WHAT YOU SHOULD DO
Extract every line below word for word, leaving out the pictures.

Dataset items:
** Begin **
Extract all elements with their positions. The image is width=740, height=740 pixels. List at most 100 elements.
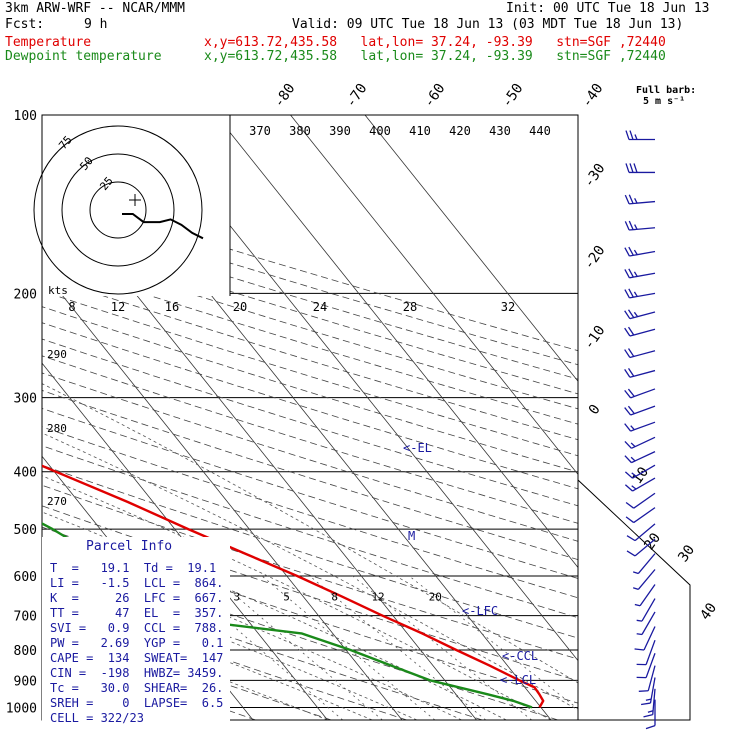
parcel-row: PW = 2.69 YGP = 0.1	[50, 636, 224, 650]
wind-barb-staff	[629, 250, 656, 257]
parcel-info-panel: Parcel Info T = 19.1 Td = 19.1 LI = -1.5…	[42, 537, 230, 725]
wind-barb-half-flag	[630, 456, 636, 462]
mixing-ratio-label: 3	[233, 591, 240, 604]
wind-barb-staff	[629, 272, 656, 279]
wind-barb-staff	[637, 569, 656, 590]
wind-barb-flag	[627, 309, 635, 319]
diagram-frame	[41, 114, 691, 721]
isotherm-label: -20	[581, 243, 609, 273]
wind-barb-flag	[629, 130, 634, 140]
wind-barb-staff	[629, 369, 656, 378]
wind-barbs	[624, 130, 656, 730]
theta-label: 400	[369, 124, 391, 138]
mixing-ratio-line	[309, 575, 487, 720]
wind-barb-half-flag	[633, 271, 638, 277]
wind-barb-half-flag	[636, 619, 643, 622]
wind-barb-flag	[624, 455, 632, 464]
parcel-row: CAPE = 134 SWEAT= 147	[50, 651, 224, 665]
dry-adiabat	[42, 594, 407, 720]
wind-barb-staff	[631, 436, 656, 449]
wind-barb	[624, 246, 656, 257]
mixing-ratio-label: 8	[331, 591, 338, 604]
wind-barb	[624, 268, 656, 279]
dry-adiabat	[42, 426, 578, 599]
wind-barb-half-flag	[632, 587, 639, 591]
hodograph-ring	[33, 125, 203, 295]
wind-barb-staff	[629, 350, 656, 359]
wind-barb-half-flag	[630, 442, 636, 448]
wind-barb-flag	[624, 471, 633, 479]
level-annotations: <-EL M <-LFC <-CCL <-LCL	[403, 441, 538, 687]
pressure-tick-label: 300	[14, 392, 37, 407]
dry-adiabat	[42, 338, 578, 507]
wind-barb	[624, 405, 656, 416]
wind-barb-flag	[633, 163, 638, 173]
wind-scale-label: 32	[501, 300, 515, 314]
wind-barb-staff	[633, 492, 656, 509]
wind-barb-flag	[625, 516, 635, 524]
wind-barb-staff	[631, 451, 656, 464]
wind-barb-half-flag	[630, 425, 635, 431]
dry-adiabat	[42, 217, 578, 380]
wind-barb-half-flag	[636, 633, 643, 636]
wind-barb-staff	[643, 626, 656, 651]
wind-barb	[624, 326, 656, 337]
parcel-row: CELL = 322/23	[50, 711, 144, 725]
hodograph-ring	[61, 153, 175, 267]
wind-barb	[624, 436, 656, 449]
theta-label: 410	[409, 124, 431, 138]
wind-barb	[624, 451, 656, 464]
wind-barb-flag	[624, 327, 631, 337]
wind-barb	[634, 584, 656, 607]
wind-barb-staff	[630, 421, 656, 432]
dry-adiabat	[42, 445, 578, 619]
isotherm-label: 30	[675, 542, 698, 565]
wind-barb	[624, 309, 656, 320]
theta-side-label: 290	[47, 348, 67, 361]
pressure-tick-label: 900	[14, 674, 37, 689]
isotherm-line	[42, 269, 403, 720]
wind-barb-staff	[645, 653, 656, 678]
level-annotation: <-LFC	[462, 604, 498, 618]
forecast-hour: 9 h	[84, 17, 108, 32]
wind-barb-staff	[647, 665, 656, 691]
parcel-row: SVI = 0.9 CCL = 788.	[50, 621, 224, 635]
wind-barb-staff	[630, 405, 656, 416]
wind-barb	[645, 699, 656, 730]
wind-barb-half-flag	[631, 485, 637, 490]
parcel-row: TT = 47 EL = 357.	[50, 606, 224, 620]
wind-barb-flag	[628, 246, 634, 256]
parcel-row: CIN = -198 HWBZ= 3459.	[50, 666, 224, 680]
mixing-ratio-line	[261, 575, 436, 720]
wind-barb	[624, 477, 656, 492]
isotherm-line	[290, 115, 578, 476]
wind-barb-staff	[649, 677, 656, 704]
wind-barb-staff	[641, 611, 656, 635]
temperature-location: x,y=613.72,435.58 lat,lon= 37.24, -93.39…	[204, 35, 666, 50]
wind-barb	[624, 421, 656, 432]
isotherm-line	[42, 362, 328, 720]
wind-barb	[632, 553, 656, 575]
moist-adiabat	[42, 383, 578, 684]
wind-barb-flag	[624, 423, 632, 432]
mixing-ratio-line	[352, 575, 532, 720]
wind-barb-flag	[624, 247, 630, 257]
wind-barb-flag	[628, 194, 634, 204]
wind-barb-flag	[625, 502, 635, 509]
theta-label: 440	[529, 124, 551, 138]
isotherm-label: -60	[421, 81, 449, 111]
isotherm-line	[364, 115, 578, 382]
wind-barb-flag	[624, 289, 630, 299]
parcel-row: LI = -1.5 LCL = 864.	[50, 576, 224, 590]
theta-side-label: 270	[47, 495, 67, 508]
wind-barb	[636, 598, 656, 622]
wind-scale-label: 20	[233, 300, 247, 314]
wind-barb-half-flag	[634, 134, 638, 140]
wind-barb-flag	[645, 724, 656, 730]
pressure-tick-label: 800	[14, 644, 37, 659]
wind-barb-half-flag	[631, 472, 637, 477]
wind-barb-flag	[627, 405, 635, 415]
wind-barb	[624, 348, 656, 359]
barb-legend-units: 5 m s⁻¹	[643, 96, 685, 107]
level-annotation: <-LCL	[500, 673, 536, 687]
** End **
WRITTEN RESPONSE
Extract all elements with their positions. The image is width=740, height=740 pixels. List at most 100 elements.
parcel-row: PW = 2.69 YGP = 0.1	[50, 636, 224, 650]
wind-barb-staff	[629, 250, 656, 257]
parcel-info-panel: Parcel Info T = 19.1 Td = 19.1 LI = -1.5…	[42, 537, 230, 725]
wind-barb-half-flag	[630, 456, 636, 462]
mixing-ratio-label: 3	[233, 591, 240, 604]
wind-barb-staff	[629, 272, 656, 279]
wind-barb-staff	[637, 569, 656, 590]
wind-barb-flag	[627, 309, 635, 319]
diagram-frame	[41, 114, 691, 721]
isotherm-label: -20	[581, 243, 609, 273]
wind-barb-flag	[629, 130, 634, 140]
wind-barb-staff	[629, 369, 656, 378]
wind-barbs	[624, 130, 656, 730]
theta-label: 400	[369, 124, 391, 138]
mixing-ratio-line	[309, 575, 487, 720]
wind-barb-half-flag	[633, 271, 638, 277]
wind-barb-half-flag	[636, 619, 643, 622]
wind-barb-flag	[624, 455, 632, 464]
parcel-row: CAPE = 134 SWEAT= 147	[50, 651, 224, 665]
dry-adiabat	[42, 594, 407, 720]
wind-barb-staff	[631, 436, 656, 449]
wind-barb	[624, 246, 656, 257]
mixing-ratio-label: 8	[331, 591, 338, 604]
wind-barb	[624, 268, 656, 279]
dry-adiabat	[42, 426, 578, 599]
wind-barb-half-flag	[632, 587, 639, 591]
hodograph-ring	[33, 125, 203, 295]
wind-barb-staff	[629, 350, 656, 359]
wind-barb-half-flag	[630, 442, 636, 448]
wind-barb-flag	[624, 471, 633, 479]
level-annotations: <-EL M <-LFC <-CCL <-LCL	[403, 441, 538, 687]
pressure-tick-label: 300	[14, 392, 37, 407]
dry-adiabat	[42, 338, 578, 507]
wind-barb	[624, 405, 656, 416]
wind-barb-flag	[633, 163, 638, 173]
wind-scale-label: 32	[501, 300, 515, 314]
wind-barb-staff	[633, 492, 656, 509]
wind-barb-flag	[625, 516, 635, 524]
wind-barb-staff	[631, 451, 656, 464]
wind-barb-half-flag	[630, 425, 635, 431]
dry-adiabat	[42, 217, 578, 380]
wind-barb-half-flag	[636, 633, 643, 636]
wind-barb-staff	[643, 626, 656, 651]
wind-barb	[624, 326, 656, 337]
parcel-row: CELL = 322/23	[50, 711, 144, 725]
hodograph-ring	[61, 153, 175, 267]
wind-barb	[624, 436, 656, 449]
theta-label: 410	[409, 124, 431, 138]
wind-barb	[624, 451, 656, 464]
wind-barb-flag	[624, 327, 631, 337]
wind-barb	[634, 584, 656, 607]
wind-barb-staff	[630, 421, 656, 432]
dry-adiabat	[42, 445, 578, 619]
isotherm-label: 30	[675, 542, 698, 565]
wind-barb	[624, 309, 656, 320]
theta-side-label: 290	[47, 348, 67, 361]
pressure-tick-label: 900	[14, 674, 37, 689]
isotherm-line	[42, 269, 403, 720]
wind-barb-staff	[645, 653, 656, 678]
level-annotation: <-LFC	[462, 604, 498, 618]
forecast-hour: 9 h	[84, 17, 108, 32]
wind-barb-staff	[647, 665, 656, 691]
parcel-row: SVI = 0.9 CCL = 788.	[50, 621, 224, 635]
wind-barb-staff	[630, 405, 656, 416]
wind-barb	[645, 699, 656, 730]
wind-barb-half-flag	[631, 485, 637, 490]
parcel-row: TT = 47 EL = 357.	[50, 606, 224, 620]
wind-barb-flag	[628, 246, 634, 256]
parcel-row: CIN = -198 HWBZ= 3459.	[50, 666, 224, 680]
mixing-ratio-line	[261, 575, 436, 720]
wind-barb	[624, 477, 656, 492]
isotherm-line	[290, 115, 578, 476]
wind-barb-staff	[649, 677, 656, 704]
wind-barb-staff	[641, 611, 656, 635]
temperature-location: x,y=613.72,435.58 lat,lon= 37.24, -93.39…	[204, 35, 666, 50]
wind-barb	[624, 421, 656, 432]
isotherm-line	[42, 362, 328, 720]
wind-barb	[632, 553, 656, 575]
moist-adiabat	[42, 383, 578, 684]
wind-barb-flag	[624, 423, 632, 432]
mixing-ratio-line	[352, 575, 532, 720]
wind-barb-flag	[624, 247, 630, 257]
wind-barb-flag	[628, 194, 634, 204]
wind-barb-flag	[625, 502, 635, 509]
theta-label: 440	[529, 124, 551, 138]
isotherm-label: -60	[421, 81, 449, 111]
isotherm-line	[364, 115, 578, 382]
wind-barb-flag	[624, 289, 630, 299]
parcel-row: LI = -1.5 LCL = 864.	[50, 576, 224, 590]
theta-side-label: 270	[47, 495, 67, 508]
wind-barb	[636, 598, 656, 622]
wind-scale-label: 20	[233, 300, 247, 314]
wind-barb-half-flag	[634, 134, 638, 140]
wind-barb-flag	[645, 724, 656, 730]
pressure-tick-label: 800	[14, 644, 37, 659]
wind-barb-half-flag	[631, 472, 637, 477]
wind-barb-flag	[627, 405, 635, 415]
wind-barb	[624, 348, 656, 359]
barb-legend-units: 5 m s⁻¹	[643, 96, 685, 107]
level-annotation: <-LCL	[500, 673, 536, 687]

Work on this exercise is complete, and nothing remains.